**Task to carry out**
Below are the records. Gather each line that holds "włącznie".

··· Raw records ···

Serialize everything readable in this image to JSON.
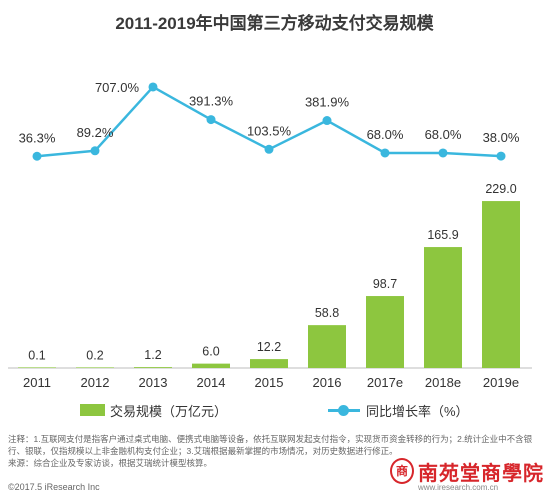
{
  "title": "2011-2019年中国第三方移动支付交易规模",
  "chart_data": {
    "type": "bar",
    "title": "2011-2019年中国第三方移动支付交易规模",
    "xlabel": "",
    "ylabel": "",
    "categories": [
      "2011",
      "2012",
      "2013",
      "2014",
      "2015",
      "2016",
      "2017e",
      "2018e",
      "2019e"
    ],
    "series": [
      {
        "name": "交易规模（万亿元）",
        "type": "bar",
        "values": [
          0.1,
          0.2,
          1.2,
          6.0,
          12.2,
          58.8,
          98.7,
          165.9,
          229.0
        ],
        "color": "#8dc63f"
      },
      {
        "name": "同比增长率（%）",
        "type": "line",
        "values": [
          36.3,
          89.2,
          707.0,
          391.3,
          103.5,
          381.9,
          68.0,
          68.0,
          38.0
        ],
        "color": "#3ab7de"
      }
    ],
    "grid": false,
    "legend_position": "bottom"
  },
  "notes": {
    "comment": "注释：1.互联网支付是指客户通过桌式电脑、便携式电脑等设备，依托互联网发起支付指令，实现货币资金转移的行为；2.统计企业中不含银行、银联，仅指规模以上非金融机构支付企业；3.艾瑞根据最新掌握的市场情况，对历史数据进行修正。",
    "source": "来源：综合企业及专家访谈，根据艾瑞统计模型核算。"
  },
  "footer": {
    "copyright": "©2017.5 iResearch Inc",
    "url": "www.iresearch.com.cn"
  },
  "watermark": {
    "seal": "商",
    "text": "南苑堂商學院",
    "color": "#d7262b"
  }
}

···
··· Raw records ···

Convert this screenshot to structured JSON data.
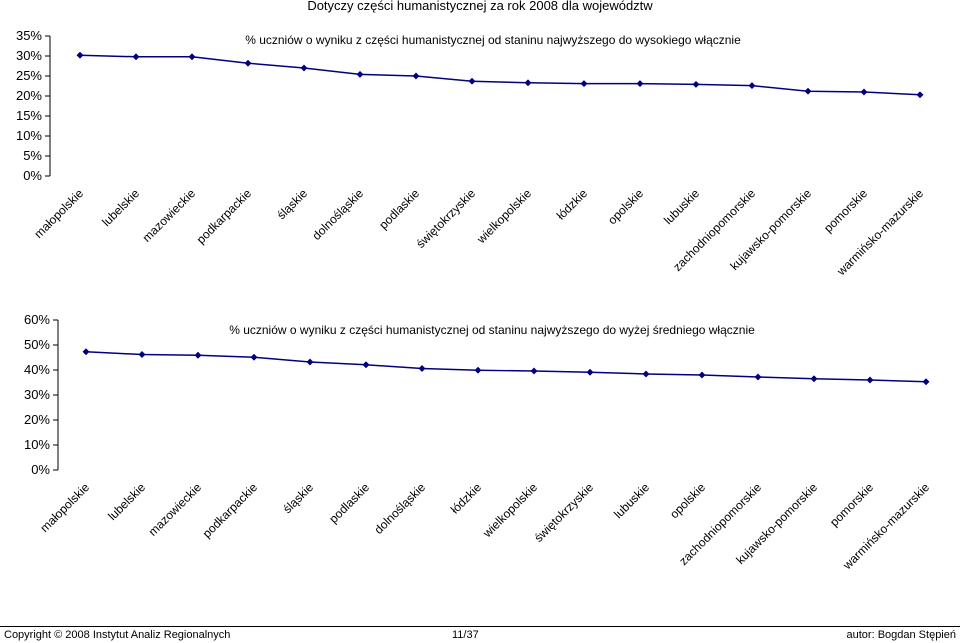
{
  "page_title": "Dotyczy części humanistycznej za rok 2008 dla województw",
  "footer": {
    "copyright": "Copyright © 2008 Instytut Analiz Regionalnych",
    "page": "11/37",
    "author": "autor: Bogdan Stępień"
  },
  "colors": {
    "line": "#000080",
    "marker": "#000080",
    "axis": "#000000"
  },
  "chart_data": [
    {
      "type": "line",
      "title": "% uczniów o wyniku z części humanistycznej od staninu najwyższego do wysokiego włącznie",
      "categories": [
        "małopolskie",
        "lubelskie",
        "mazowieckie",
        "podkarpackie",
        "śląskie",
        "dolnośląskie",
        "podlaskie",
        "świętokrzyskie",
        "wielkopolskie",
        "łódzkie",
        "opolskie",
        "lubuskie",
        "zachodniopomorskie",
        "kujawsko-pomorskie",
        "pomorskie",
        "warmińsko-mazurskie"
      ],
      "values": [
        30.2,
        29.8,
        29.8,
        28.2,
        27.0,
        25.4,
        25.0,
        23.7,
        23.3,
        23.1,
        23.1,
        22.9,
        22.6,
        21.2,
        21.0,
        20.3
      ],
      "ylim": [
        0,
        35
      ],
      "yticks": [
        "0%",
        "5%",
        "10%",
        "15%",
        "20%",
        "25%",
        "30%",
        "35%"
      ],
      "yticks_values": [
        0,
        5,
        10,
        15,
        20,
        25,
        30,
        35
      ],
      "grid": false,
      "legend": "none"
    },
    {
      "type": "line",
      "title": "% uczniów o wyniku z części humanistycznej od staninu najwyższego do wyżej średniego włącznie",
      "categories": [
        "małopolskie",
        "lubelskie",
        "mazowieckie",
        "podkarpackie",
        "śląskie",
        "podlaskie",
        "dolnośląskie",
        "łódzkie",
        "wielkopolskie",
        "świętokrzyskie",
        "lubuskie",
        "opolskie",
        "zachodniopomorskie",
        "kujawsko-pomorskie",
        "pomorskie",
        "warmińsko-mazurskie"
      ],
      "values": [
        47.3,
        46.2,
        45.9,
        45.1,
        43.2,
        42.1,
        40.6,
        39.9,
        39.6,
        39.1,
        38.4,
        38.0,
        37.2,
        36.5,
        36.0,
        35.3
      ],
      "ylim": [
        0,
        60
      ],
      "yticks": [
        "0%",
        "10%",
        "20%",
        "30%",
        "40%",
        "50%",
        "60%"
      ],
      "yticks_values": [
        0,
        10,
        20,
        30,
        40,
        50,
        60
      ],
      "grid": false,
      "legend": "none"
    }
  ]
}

···

**Exercise output**
      "title": "% uczniów o wyniku z części humanistycznej od staninu najwyższego do wysokiego włącznie",
      "title": "% uczniów o wyniku z części humanistycznej od staninu najwyższego do wyżej średniego włącznie",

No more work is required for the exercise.